TASK TO COMPLETE. Rewrite everything from the start of the listing down through the line containing "The inner mixing surface 15 is at (449, 397).", replacing "cooler" with "cooling unit" and keeping all else unchanged. Leave the pictures out of your answer.

SUPPLIED DATA.
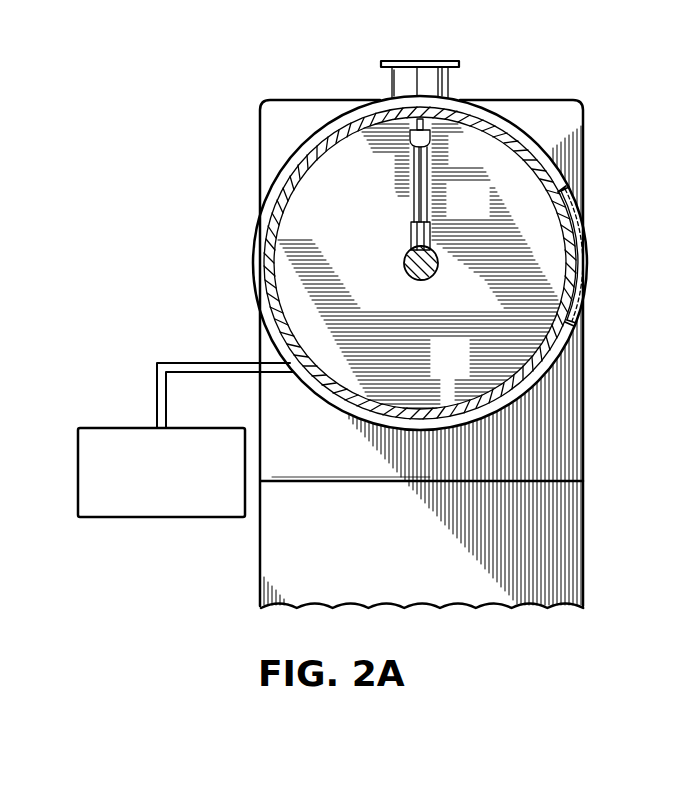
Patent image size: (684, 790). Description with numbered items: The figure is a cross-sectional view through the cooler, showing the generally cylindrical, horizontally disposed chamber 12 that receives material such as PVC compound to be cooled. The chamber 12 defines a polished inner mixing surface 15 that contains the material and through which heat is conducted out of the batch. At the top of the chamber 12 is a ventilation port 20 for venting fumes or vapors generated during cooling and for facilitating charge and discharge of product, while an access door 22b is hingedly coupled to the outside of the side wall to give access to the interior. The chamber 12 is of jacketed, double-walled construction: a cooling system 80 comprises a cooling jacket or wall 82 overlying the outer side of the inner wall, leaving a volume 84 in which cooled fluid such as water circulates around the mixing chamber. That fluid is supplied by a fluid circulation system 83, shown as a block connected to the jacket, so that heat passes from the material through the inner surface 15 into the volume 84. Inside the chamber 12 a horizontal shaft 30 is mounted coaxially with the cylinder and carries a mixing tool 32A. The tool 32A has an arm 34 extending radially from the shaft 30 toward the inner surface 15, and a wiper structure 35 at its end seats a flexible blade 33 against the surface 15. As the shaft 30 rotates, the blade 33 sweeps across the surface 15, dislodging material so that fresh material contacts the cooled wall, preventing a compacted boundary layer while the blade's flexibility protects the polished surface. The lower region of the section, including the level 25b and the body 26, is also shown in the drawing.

The chamber 12 is at (410, 249).
The inner mixing surface 15 is at (449, 397).
The ventilation port 20 is at (437, 62).
The access door 22b is at (593, 258).
The fluid level 25b is at (312, 448).
The fluid reservoir 26 is at (362, 546).
The shaft 30 is at (405, 264).
The mixing tool 32A is at (406, 198).
The flexible blade 33 is at (430, 134).
The arm 34 is at (452, 184).
The wiper structure 35 is at (412, 166).
The cooling system 80 is at (410, 263).
The cooling jacket 82 is at (250, 276).
The fluid circulation system 83 is at (104, 427).
The volume 84 is at (258, 240).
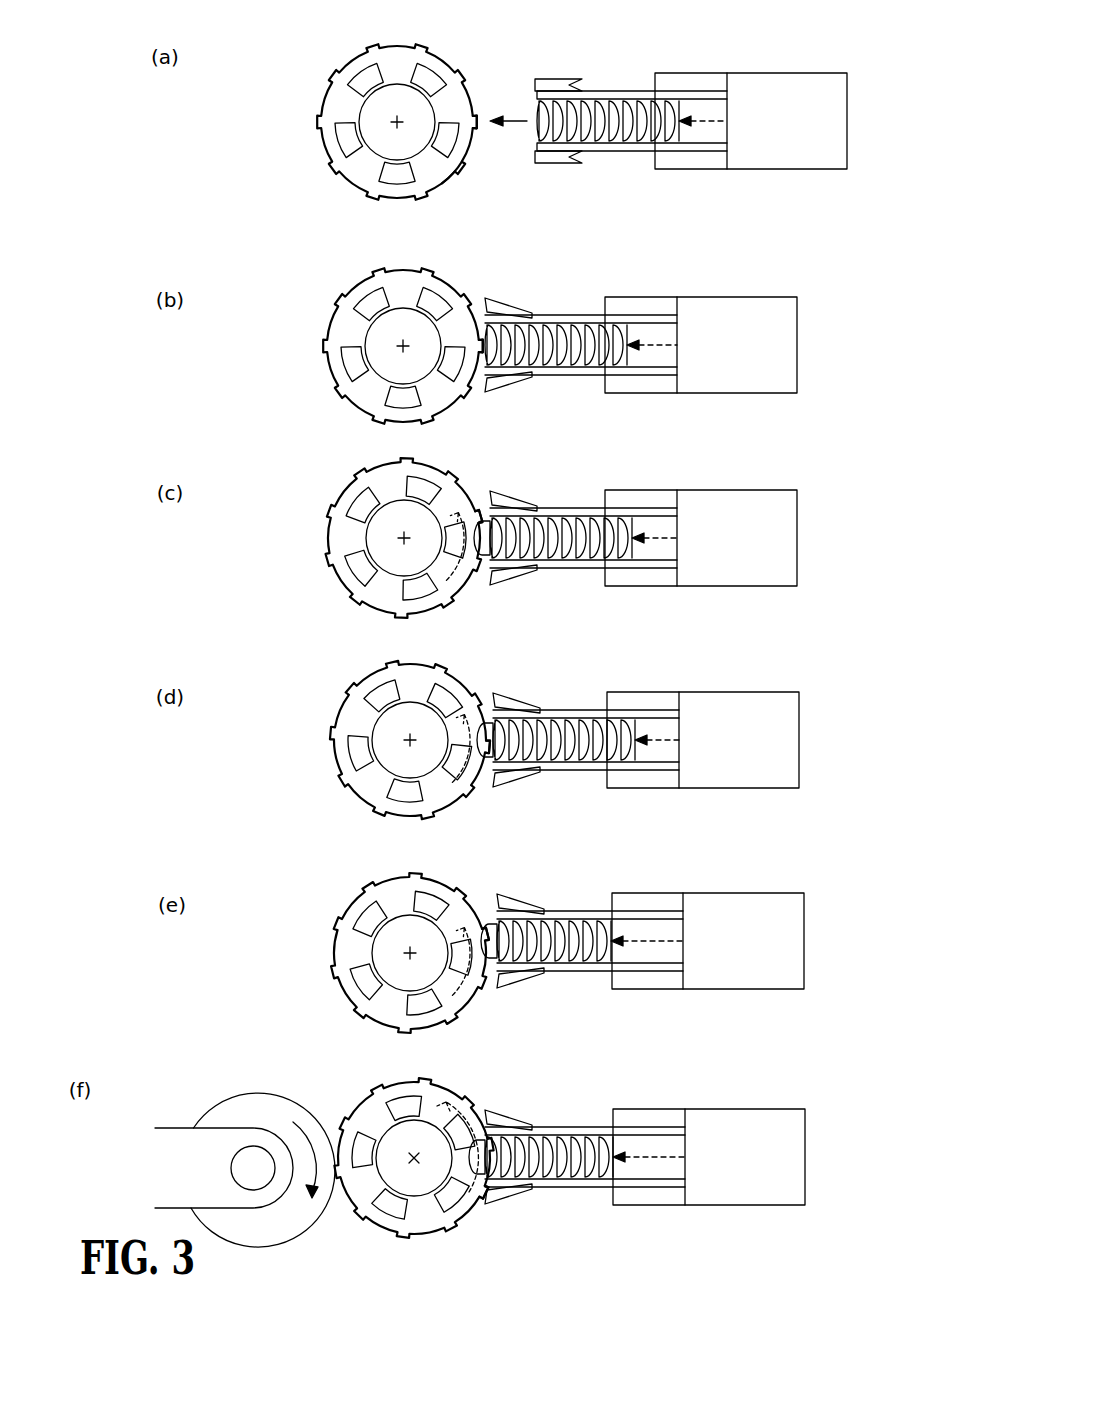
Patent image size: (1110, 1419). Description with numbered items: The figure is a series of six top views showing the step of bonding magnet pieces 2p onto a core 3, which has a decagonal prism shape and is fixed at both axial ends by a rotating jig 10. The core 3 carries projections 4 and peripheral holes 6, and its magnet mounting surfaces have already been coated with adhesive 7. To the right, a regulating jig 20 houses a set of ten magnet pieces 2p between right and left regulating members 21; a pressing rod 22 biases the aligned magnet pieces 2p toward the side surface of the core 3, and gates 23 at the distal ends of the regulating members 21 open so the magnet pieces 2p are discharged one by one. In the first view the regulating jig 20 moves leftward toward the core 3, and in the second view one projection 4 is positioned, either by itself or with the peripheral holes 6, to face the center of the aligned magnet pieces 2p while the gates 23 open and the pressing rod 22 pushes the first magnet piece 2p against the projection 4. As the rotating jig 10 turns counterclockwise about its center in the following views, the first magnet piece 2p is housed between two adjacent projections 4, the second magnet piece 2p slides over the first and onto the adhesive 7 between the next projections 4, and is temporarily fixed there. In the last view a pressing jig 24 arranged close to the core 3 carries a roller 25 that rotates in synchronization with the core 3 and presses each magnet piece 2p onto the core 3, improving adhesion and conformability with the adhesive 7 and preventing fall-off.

The core 3 is at (388, 109).
The projection 4 is at (494, 85).
The peripheral hole 6 is at (368, 123).
The adhesive 7 is at (469, 179).
The rotating jig 10 is at (339, 119).
The magnet piece 2p is at (608, 154).
The regulating jig 20 is at (751, 89).
The regulating member 21 is at (632, 112).
The pressing rod 22 is at (711, 64).
The gate 23 is at (569, 117).
The pressing jig 24 is at (212, 1128).
The roller 25 is at (227, 1100).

THE RESPONSE.
Patent image size: (684, 790). Description with numbered items: The figure is a cross-sectional view through the cooling unit, showing the generally cylindrical, horizontally disposed chamber 12 that receives material such as PVC compound to be cooled. The chamber 12 defines a polished inner mixing surface 15 that contains the material and through which heat is conducted out of the batch. At the top of the chamber 12 is a ventilation port 20 for venting fumes or vapors generated during cooling and for facilitating charge and discharge of product, while an access door 22b is hingedly coupled to the outside of the side wall to give access to the interior. The chamber 12 is of jacketed, double-walled construction: a cooling system 80 comprises a cooling jacket or wall 82 overlying the outer side of the inner wall, leaving a volume 84 in which cooled fluid such as water circulates around the mixing chamber. That fluid is supplied by a fluid circulation system 83, shown as a block connected to the jacket, so that heat passes from the material through the inner surface 15 into the volume 84. Inside the chamber 12 a horizontal shaft 30 is mounted coaxially with the cylinder and carries a mixing tool 32A. The tool 32A has an arm 34 extending radially from the shaft 30 toward the inner surface 15, and a wiper structure 35 at its end seats a flexible blade 33 against the surface 15. As the shaft 30 rotates, the blade 33 sweeps across the surface 15, dislodging material so that fresh material contacts the cooled wall, preventing a compacted boundary layer while the blade's flexibility protects the polished surface. The lower region of the section, including the level 25b and the body 26, is also shown in the drawing.

The chamber 12 is at (410, 249).
The inner mixing surface 15 is at (449, 397).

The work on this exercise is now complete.